* **TASK**:
All material below is to be reproduced exactly.
## BEGIN GIVEN RECORDS
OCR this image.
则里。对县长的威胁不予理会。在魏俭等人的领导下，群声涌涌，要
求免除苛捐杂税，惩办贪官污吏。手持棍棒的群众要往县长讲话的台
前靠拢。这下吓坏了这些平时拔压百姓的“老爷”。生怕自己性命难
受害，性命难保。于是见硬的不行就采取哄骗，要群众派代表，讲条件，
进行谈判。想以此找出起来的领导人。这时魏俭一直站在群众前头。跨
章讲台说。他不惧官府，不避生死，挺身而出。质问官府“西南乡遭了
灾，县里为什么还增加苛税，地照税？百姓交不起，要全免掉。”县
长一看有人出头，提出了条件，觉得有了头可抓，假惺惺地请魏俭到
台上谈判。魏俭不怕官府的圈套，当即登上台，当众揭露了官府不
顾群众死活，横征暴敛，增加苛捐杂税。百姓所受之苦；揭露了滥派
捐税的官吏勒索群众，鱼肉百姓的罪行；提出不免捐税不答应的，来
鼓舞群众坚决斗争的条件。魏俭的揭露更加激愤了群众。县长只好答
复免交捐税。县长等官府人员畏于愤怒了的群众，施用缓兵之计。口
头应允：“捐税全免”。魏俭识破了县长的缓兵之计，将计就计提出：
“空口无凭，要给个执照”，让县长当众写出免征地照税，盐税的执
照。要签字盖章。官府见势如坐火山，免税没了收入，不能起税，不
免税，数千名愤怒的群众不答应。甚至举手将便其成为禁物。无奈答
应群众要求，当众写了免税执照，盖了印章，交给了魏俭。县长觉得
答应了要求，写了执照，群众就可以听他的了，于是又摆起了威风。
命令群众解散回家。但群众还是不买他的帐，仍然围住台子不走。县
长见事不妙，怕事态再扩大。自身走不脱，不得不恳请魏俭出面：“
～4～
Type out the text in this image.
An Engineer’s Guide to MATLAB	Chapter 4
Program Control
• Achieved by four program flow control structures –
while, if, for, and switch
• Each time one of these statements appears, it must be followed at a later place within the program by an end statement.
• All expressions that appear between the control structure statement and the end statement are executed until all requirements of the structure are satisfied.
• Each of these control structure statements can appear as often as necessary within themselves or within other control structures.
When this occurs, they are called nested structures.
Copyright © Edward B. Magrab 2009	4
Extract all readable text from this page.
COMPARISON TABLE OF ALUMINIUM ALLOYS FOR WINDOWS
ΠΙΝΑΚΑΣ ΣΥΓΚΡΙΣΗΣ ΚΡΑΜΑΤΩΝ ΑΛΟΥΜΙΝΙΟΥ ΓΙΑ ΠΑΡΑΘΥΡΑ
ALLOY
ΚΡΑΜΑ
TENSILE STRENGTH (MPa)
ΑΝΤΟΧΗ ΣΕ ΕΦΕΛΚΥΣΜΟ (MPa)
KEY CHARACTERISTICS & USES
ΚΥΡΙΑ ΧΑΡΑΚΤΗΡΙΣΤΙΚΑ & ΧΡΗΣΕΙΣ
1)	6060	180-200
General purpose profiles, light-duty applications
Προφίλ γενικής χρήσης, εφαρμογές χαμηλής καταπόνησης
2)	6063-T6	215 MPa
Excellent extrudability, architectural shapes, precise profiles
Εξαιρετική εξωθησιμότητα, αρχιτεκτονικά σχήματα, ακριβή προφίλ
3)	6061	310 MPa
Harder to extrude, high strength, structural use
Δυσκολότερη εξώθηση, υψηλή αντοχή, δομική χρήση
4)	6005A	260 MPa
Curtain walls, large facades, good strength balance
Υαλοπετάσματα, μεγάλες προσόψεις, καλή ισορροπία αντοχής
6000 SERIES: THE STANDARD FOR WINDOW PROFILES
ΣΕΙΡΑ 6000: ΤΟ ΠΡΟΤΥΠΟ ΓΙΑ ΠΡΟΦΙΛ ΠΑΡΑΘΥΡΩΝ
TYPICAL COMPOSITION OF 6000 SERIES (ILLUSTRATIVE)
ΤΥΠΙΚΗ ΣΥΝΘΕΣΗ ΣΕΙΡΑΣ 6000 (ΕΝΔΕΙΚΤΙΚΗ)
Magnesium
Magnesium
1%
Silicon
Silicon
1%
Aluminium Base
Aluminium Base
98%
## END GIVEN RECORDS
* **FULL OUTPUT**:
OCR this image.
则里。对县长的威胁不予理会。在魏俭等人的领导下，群声涌涌，要
求免除苛捐杂税，惩办贪官污吏。手持棍棒的群众要往县长讲话的台
前靠拢。这下吓坏了这些平时拔压百姓的“老爷”。生怕自己性命难
受害，性命难保。于是见硬的不行就采取哄骗，要群众派代表，讲条件，
进行谈判。想以此找出起来的领导人。这时魏俭一直站在群众前头。跨
章讲台说。他不惧官府，不避生死，挺身而出。质问官府“西南乡遭了
灾，县里为什么还增加苛税，地照税？百姓交不起，要全免掉。”县
长一看有人出头，提出了条件，觉得有了头可抓，假惺惺地请魏俭到
台上谈判。魏俭不怕官府的圈套，当即登上台，当众揭露了官府不
顾群众死活，横征暴敛，增加苛捐杂税。百姓所受之苦；揭露了滥派
捐税的官吏勒索群众，鱼肉百姓的罪行；提出不免捐税不答应的，来
鼓舞群众坚决斗争的条件。魏俭的揭露更加激愤了群众。县长只好答
复免交捐税。县长等官府人员畏于愤怒了的群众，施用缓兵之计。口
头应允：“捐税全免”。魏俭识破了县长的缓兵之计，将计就计提出：
“空口无凭，要给个执照”，让县长当众写出免征地照税，盐税的执
照。要签字盖章。官府见势如坐火山，免税没了收入，不能起税，不
免税，数千名愤怒的群众不答应。甚至举手将便其成为禁物。无奈答
应群众要求，当众写了免税执照，盖了印章，交给了魏俭。县长觉得
答应了要求，写了执照，群众就可以听他的了，于是又摆起了威风。
命令群众解散回家。但群众还是不买他的帐，仍然围住台子不走。县
长见事不妙，怕事态再扩大。自身走不脱，不得不恳请魏俭出面：“
～4～
Type out the text in this image.
An Engineer’s Guide to MATLAB	Chapter 4
Program Control
• Achieved by four program flow control structures –
while, if, for, and switch
• Each time one of these statements appears, it must be followed at a later place within the program by an end statement.
• All expressions that appear between the control structure statement and the end statement are executed until all requirements of the structure are satisfied.
• Each of these control structure statements can appear as often as necessary within themselves or within other control structures.
When this occurs, they are called nested structures.
Copyright © Edward B. Magrab 2009	4
Extract all readable text from this page.
COMPARISON TABLE OF ALUMINIUM ALLOYS FOR WINDOWS
ΠΙΝΑΚΑΣ ΣΥΓΚΡΙΣΗΣ ΚΡΑΜΑΤΩΝ ΑΛΟΥΜΙΝΙΟΥ ΓΙΑ ΠΑΡΑΘΥΡΑ
ALLOY
ΚΡΑΜΑ
TENSILE STRENGTH (MPa)
ΑΝΤΟΧΗ ΣΕ ΕΦΕΛΚΥΣΜΟ (MPa)
KEY CHARACTERISTICS & USES
ΚΥΡΙΑ ΧΑΡΑΚΤΗΡΙΣΤΙΚΑ & ΧΡΗΣΕΙΣ
1)	6060	180-200
General purpose profiles, light-duty applications
Προφίλ γενικής χρήσης, εφαρμογές χαμηλής καταπόνησης
2)	6063-T6	215 MPa
Excellent extrudability, architectural shapes, precise profiles
Εξαιρετική εξωθησιμότητα, αρχιτεκτονικά σχήματα, ακριβή προφίλ
3)	6061	310 MPa
Harder to extrude, high strength, structural use
Δυσκολότερη εξώθηση, υψηλή αντοχή, δομική χρήση
4)	6005A	260 MPa
Curtain walls, large facades, good strength balance
Υαλοπετάσματα, μεγάλες προσόψεις, καλή ισορροπία αντοχής
6000 SERIES: THE STANDARD FOR WINDOW PROFILES
ΣΕΙΡΑ 6000: ΤΟ ΠΡΟΤΥΠΟ ΓΙΑ ΠΡΟΦΙΛ ΠΑΡΑΘΥΡΩΝ
TYPICAL COMPOSITION OF 6000 SERIES (ILLUSTRATIVE)
ΤΥΠΙΚΗ ΣΥΝΘΕΣΗ ΣΕΙΡΑΣ 6000 (ΕΝΔΕΙΚΤΙΚΗ)
Magnesium
Magnesium
1%
Silicon
Silicon
1%
Aluminium Base
Aluminium Base
98%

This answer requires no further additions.